Leçon 11 - Synthèse sur la tactique aux échecs : les grands tacticiens de l'histoire des échecs

« Qui d'autres dans l'histoire des échecs a gagné autant de parties sérieuses à l'aide de coups tactiques de génie? »
- Gary Kasparov (à propos d'Alexandre Alekhine)

Si vous ne savez pas comment lire et écrire une partie d'échecs, je recommende la leçon sur la notation algébrique avant de poursuivre ce tutoriel.

Comme je l'ai mentionné à plusieurs occasions dans mes leçons précédentes, nous avons la chance de pouvoir consulter les parties de nos illustres prédécesseurs.   Dans le domaine des tactiques et des combinaisons, quelques joueurs se sont démarqués des autres par leur profil d'attaquant.  Certains d'entre eux ne vivaient que pour l'attaque dure et rapide... tout ça a donné de beaux petits bijoux que je vous propose de découvrir avec moi.

Pour des fins historiques, je dois mentionner que tous les meilleurs tacticiens n'ont pas tous évolué dans la même époque.  Avant l'arrivée de Wilhelm Steinitz (premier champion du monde officiel), les grands joueurs de l'époque jouaient un style de jeu d'attaque à tout prix et de sacrifices.  On nomma cette période de l'histoire des échecs la période romantique.  Dans cette période, un joueur qui se voyait offrir une pièce en sacrifice se devait d'accepter le cadeau sous peine de se faire traiter de poule mouillée.  Vous aurez alors l'occasion de voir quelques parties jouées dans cette période et vous devrez tenir compte du contexte de l'époque dans les analyses liées aux parties.

Les joueurs sont présentés de façon chronologique avec une photo ainsi qu'une brève note sur leur carrière.  Alors, régalez-vous!  Laissez-vous «brûler» par ces pyromanes de l'échiquier!

Adolph Anderssen (1818-1879)

Né à Breslau en Allemagne, il est considéré comme un des plus grands spécialistes de la combinaison de tous les temps.  Dans le courant de sa longue carrière de matches et de tournois, il gagna le premier gros tournoi international (Londres, 1851) et il a été considéré le plus fort joueur du monde jusqu'à sa défaite lors du match contre l'américain Paul Morphy en 1858.  Il a aussi gagné le premier prix aux tournois de Manchester en 1862 et Baden-Baden en 1870, il a terminé troisième à Vienne en 1873 et il finit sixième à Paris en 1878 à l'âge de 60 ans.  Comme la plupart des joueurs de son époque, Anderssen ne savait qu'attaquer... mais comparé à tous les autres attaquants il n'avait pas d'égal!  Ces deux victoires les plus reconnues, «l'immortelle» et la «toujours verte» vivront aussi longtemps que les échecs...  alors délectons-nous de ces chefs-d'oeuvre qui en ont fait jaser plus d'un!

■ ■ ■ ■ ■ ■ ■

D'après la leçon sur les grands tacticiens des échecs, quel tournoi Adolph Anderssen a-t-il remporté en 1851 ? Les entrées ne servent à rien ici.

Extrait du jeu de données
■ ■ ■ ■ ■ ■ ■

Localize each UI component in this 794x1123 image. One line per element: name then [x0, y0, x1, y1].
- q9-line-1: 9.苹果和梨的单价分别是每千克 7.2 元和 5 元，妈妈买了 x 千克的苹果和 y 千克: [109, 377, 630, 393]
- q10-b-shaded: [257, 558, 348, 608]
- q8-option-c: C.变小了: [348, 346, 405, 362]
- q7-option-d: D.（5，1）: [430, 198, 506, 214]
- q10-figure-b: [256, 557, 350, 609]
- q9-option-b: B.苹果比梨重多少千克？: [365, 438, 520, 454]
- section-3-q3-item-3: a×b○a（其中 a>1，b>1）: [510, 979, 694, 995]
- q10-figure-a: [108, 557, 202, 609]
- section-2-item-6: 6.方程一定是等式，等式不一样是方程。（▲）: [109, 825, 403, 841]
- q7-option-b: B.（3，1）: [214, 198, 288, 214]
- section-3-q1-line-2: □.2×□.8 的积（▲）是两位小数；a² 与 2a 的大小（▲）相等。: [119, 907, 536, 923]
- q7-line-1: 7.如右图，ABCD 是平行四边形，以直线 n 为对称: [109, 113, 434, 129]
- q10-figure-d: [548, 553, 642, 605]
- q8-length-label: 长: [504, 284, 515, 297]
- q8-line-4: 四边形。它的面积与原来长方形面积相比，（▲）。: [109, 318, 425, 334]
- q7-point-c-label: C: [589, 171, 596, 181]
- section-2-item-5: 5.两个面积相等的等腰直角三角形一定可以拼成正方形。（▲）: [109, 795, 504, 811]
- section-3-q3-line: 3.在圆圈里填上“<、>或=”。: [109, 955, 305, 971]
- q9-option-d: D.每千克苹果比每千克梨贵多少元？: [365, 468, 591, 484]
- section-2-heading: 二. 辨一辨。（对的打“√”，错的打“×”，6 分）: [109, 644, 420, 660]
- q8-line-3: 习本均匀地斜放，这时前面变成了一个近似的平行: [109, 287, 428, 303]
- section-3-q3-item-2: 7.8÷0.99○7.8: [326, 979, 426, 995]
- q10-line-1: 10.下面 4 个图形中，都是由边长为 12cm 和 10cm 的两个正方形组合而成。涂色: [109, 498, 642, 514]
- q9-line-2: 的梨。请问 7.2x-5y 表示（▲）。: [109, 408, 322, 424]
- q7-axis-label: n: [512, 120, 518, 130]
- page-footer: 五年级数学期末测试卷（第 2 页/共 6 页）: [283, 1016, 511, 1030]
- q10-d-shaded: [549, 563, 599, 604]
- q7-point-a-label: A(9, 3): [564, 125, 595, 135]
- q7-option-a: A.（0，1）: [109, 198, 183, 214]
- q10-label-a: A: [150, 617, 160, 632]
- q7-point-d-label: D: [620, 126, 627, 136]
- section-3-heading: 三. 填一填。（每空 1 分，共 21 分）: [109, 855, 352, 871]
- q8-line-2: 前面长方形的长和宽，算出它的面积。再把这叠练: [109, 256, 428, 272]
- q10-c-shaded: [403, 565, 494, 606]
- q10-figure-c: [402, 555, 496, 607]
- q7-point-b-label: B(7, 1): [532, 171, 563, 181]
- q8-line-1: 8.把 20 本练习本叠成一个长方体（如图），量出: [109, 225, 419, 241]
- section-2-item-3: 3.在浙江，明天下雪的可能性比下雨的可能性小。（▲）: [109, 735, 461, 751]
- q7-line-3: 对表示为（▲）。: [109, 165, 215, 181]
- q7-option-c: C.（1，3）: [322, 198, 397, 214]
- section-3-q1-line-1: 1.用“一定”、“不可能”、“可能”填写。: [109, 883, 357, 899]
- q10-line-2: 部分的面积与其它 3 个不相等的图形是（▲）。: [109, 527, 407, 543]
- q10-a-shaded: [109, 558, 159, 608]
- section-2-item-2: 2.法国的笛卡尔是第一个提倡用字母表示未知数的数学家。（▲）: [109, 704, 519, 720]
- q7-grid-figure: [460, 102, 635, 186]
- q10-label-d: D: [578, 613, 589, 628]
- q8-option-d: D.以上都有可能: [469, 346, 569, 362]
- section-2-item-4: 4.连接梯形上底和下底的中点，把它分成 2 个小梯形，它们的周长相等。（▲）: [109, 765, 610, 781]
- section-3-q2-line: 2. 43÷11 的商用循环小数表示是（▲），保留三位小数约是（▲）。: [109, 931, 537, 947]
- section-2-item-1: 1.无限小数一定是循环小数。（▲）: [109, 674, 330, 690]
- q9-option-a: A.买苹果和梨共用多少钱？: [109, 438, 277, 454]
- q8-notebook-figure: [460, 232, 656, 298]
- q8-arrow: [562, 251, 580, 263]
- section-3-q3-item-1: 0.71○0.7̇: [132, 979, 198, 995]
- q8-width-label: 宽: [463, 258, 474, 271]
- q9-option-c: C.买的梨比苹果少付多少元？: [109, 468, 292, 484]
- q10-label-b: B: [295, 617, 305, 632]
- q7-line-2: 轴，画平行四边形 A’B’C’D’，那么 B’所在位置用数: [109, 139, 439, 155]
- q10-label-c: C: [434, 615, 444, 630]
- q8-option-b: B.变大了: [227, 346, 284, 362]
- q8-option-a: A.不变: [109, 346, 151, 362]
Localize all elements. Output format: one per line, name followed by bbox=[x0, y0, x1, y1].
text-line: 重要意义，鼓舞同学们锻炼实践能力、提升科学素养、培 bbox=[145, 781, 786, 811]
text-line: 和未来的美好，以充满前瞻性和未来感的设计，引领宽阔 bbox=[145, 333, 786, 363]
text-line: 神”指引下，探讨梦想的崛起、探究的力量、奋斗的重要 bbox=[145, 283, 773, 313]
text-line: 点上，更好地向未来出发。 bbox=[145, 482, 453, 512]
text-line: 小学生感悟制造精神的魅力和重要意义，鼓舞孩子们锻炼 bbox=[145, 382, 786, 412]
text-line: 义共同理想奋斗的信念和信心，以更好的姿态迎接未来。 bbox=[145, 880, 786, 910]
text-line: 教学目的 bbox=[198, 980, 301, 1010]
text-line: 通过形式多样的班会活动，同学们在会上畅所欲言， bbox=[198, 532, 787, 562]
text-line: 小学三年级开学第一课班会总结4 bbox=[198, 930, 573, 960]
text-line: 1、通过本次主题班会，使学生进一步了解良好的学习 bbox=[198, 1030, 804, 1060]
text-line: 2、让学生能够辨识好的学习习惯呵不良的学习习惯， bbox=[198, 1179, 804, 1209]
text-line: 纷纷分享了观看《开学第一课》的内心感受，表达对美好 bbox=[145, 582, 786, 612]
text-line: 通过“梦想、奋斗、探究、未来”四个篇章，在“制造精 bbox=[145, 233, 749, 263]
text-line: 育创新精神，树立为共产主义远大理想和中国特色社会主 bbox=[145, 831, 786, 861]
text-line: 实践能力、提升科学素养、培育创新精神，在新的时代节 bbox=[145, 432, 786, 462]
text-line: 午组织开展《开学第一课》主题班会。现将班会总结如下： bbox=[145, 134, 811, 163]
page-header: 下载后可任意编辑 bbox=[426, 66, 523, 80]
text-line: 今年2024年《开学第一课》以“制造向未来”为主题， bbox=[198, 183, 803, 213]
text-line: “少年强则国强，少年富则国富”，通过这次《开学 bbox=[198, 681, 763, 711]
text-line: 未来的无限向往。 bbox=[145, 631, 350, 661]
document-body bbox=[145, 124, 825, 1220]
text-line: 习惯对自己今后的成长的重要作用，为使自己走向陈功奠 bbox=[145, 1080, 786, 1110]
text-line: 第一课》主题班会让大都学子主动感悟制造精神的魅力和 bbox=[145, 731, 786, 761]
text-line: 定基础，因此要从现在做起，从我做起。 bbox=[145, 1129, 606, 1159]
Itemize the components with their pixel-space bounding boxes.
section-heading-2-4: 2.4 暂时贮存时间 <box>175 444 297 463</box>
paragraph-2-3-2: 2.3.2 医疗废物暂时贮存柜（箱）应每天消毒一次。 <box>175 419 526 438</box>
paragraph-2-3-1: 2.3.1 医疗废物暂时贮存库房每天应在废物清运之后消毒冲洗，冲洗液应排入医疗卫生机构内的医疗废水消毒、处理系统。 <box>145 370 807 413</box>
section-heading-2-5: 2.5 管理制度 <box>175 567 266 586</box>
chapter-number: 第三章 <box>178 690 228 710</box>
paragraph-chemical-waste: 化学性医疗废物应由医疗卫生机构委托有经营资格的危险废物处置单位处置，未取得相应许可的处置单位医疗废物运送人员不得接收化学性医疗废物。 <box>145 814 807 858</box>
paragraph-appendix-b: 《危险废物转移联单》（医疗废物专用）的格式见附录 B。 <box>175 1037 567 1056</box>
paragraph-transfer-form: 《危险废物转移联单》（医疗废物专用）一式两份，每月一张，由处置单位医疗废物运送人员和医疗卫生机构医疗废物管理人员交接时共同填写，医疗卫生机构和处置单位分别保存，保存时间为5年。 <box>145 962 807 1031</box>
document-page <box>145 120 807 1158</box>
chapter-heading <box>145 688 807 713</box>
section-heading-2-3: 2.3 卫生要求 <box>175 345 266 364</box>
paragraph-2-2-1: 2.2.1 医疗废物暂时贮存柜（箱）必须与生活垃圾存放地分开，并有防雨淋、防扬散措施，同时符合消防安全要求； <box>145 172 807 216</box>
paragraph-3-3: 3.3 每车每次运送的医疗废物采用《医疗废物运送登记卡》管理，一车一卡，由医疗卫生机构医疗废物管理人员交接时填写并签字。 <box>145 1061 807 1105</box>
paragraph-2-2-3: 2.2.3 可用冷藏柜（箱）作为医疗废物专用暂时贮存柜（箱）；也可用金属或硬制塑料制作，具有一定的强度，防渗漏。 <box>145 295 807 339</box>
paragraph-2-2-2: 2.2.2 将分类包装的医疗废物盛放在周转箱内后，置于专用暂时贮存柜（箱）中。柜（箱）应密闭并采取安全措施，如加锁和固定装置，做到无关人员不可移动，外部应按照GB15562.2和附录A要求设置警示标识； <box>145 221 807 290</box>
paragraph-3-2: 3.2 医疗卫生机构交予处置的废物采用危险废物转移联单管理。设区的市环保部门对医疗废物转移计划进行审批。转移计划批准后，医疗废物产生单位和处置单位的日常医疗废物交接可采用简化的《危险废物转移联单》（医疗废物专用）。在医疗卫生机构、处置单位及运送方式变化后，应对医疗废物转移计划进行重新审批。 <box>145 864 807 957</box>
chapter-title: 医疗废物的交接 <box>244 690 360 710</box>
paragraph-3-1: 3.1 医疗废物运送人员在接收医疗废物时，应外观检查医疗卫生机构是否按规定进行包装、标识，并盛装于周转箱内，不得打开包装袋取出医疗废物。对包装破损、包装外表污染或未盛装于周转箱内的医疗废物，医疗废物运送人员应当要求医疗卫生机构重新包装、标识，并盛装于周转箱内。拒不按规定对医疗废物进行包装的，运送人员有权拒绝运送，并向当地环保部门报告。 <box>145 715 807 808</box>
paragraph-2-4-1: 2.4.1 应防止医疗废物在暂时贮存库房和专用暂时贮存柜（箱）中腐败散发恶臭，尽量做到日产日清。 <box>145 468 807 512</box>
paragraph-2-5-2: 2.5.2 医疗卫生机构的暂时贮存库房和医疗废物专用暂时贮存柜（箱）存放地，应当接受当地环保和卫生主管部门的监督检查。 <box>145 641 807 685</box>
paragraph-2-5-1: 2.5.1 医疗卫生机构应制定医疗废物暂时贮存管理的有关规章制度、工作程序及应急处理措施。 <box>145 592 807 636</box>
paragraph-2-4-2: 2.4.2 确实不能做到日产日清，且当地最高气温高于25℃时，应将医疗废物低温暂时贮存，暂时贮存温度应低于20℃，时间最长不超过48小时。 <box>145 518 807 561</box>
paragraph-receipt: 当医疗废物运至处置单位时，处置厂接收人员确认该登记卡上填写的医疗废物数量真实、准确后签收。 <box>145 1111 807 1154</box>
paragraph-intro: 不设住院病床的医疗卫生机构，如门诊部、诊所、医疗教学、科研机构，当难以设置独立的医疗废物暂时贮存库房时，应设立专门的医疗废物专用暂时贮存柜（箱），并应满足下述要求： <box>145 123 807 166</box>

■ ■ ■ ■ ■ ■ ■

__Résultat produit__
Le premier gros tournoi international, à Londres.